WRITTEN INSTRUCTION: Using the data beneath, show every line that includes the word "compound".

◆ ◆ ◆ ◆ ◆

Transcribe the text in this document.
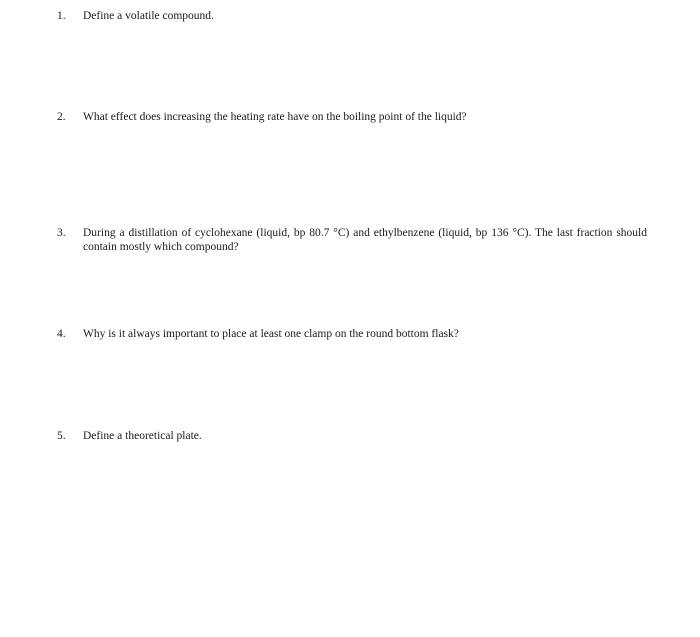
1.	Define a volatile compound.
2.	What effect does increasing the heating rate have on the boiling point of the liquid?
3.	During a distillation of cyclohexane (liquid, bp 80.7 °C) and ethylbenzene (liquid, bp 136 °C). The last fraction should contain mostly which compound?
4.	Why is it always important to place at least one clamp on the round bottom flask?
5.	Define a theoretical plate.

◆ ◆ ◆ ◆ ◆

RIGHT ANSWER:
1.	Define a volatile compound.
3.	During a distillation of cyclohexane (liquid, bp 80.7 °C) and ethylbenzene (liquid, bp 136 °C). The last fraction should contain mostly which compound?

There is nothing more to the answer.